To be done: Your task is to repeat the entries underneath exactly, minus the pictures.

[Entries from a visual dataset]
— BEGIN —

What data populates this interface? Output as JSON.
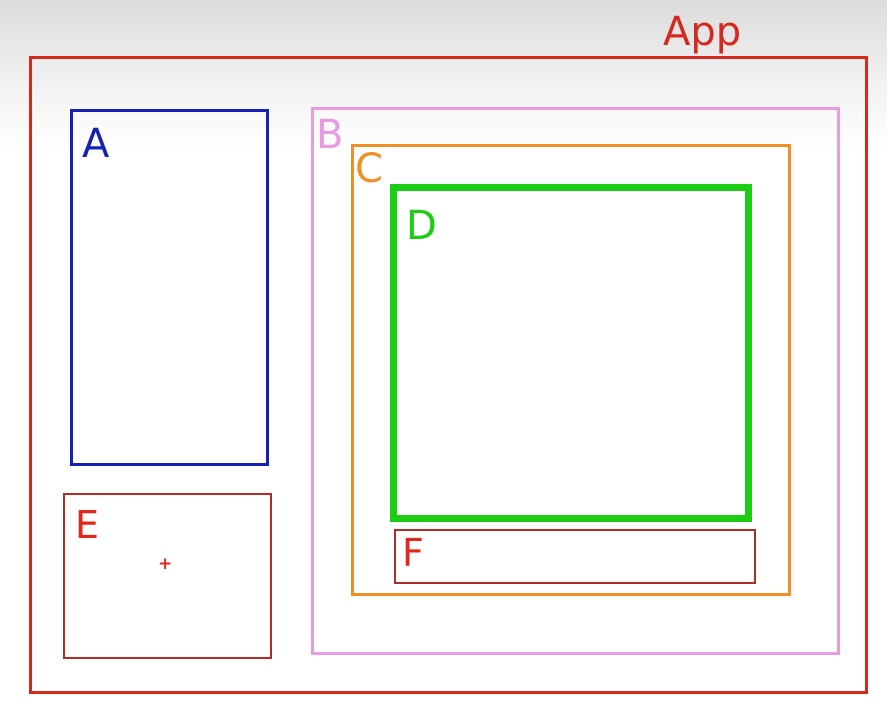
{
  "diagram": {
    "app": {
      "label": "App",
      "color": "#d42a1e"
    },
    "boxes": {
      "a": {
        "label": "A",
        "color": "#1520b5"
      },
      "b": {
        "label": "B",
        "color": "#e99be2"
      },
      "c": {
        "label": "C",
        "color": "#ef9027"
      },
      "d": {
        "label": "D",
        "color": "#1bce14"
      },
      "e": {
        "label": "E",
        "color": "#b42a28",
        "label_color": "#e4261b"
      },
      "f": {
        "label": "F",
        "color": "#a92f26",
        "label_color": "#e4261b"
      }
    },
    "cursor": {
      "glyph": "+",
      "color": "#e4261b",
      "icon": "crosshair-cursor-icon"
    }
  }
}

— END —

Completed exercise:
What data populates this interface? Output as JSON.
{
  "diagram": {
    "app": {
      "label": "App",
      "color": "#d42a1e"
    },
    "boxes": {
      "a": {
        "label": "A",
        "color": "#1520b5"
      },
      "b": {
        "label": "B",
        "color": "#e99be2"
      },
      "c": {
        "label": "C",
        "color": "#ef9027"
      },
      "d": {
        "label": "D",
        "color": "#1bce14"
      },
      "e": {
        "label": "E",
        "color": "#b42a28",
        "label_color": "#e4261b"
      },
      "f": {
        "label": "F",
        "color": "#a92f26",
        "label_color": "#e4261b"
      }
    },
    "cursor": {
      "glyph": "+",
      "color": "#e4261b",
      "icon": "crosshair-cursor-icon"
    }
  }
}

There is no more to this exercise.